*** DATASET CONTENT ***

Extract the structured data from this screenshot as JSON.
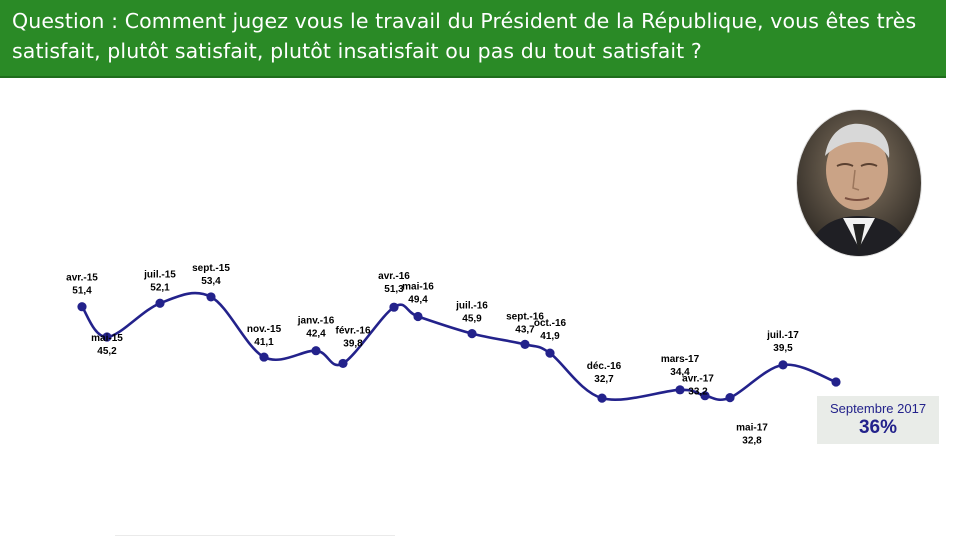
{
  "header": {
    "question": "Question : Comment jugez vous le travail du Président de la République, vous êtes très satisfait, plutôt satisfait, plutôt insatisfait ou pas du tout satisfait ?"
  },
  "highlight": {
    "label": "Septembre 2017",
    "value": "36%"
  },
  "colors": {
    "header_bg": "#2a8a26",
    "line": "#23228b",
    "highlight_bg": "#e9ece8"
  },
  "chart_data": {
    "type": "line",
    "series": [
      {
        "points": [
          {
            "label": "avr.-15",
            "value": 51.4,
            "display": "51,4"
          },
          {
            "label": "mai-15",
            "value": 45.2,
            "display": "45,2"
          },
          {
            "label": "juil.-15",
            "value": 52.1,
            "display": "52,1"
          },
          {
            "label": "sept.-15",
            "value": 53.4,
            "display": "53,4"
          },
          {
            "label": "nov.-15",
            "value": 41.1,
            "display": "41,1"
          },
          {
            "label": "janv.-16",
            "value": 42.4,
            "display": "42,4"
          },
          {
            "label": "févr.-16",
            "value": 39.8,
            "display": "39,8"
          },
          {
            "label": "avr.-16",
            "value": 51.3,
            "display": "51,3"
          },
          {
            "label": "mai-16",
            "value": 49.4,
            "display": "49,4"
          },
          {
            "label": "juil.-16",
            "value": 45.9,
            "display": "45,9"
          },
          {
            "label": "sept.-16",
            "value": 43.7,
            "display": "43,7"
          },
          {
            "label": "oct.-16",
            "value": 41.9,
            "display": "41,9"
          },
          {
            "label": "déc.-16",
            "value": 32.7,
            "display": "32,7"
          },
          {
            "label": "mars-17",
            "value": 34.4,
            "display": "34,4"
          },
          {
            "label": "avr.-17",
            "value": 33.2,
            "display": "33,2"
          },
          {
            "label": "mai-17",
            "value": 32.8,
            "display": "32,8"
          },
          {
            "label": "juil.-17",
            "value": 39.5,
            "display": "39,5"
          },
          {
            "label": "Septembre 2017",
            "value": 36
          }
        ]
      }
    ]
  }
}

***

EXERCISE TASK: Report how many lines of the entries hold the word "juil". Nothing else is needed.

SOLVED EXERCISE: 3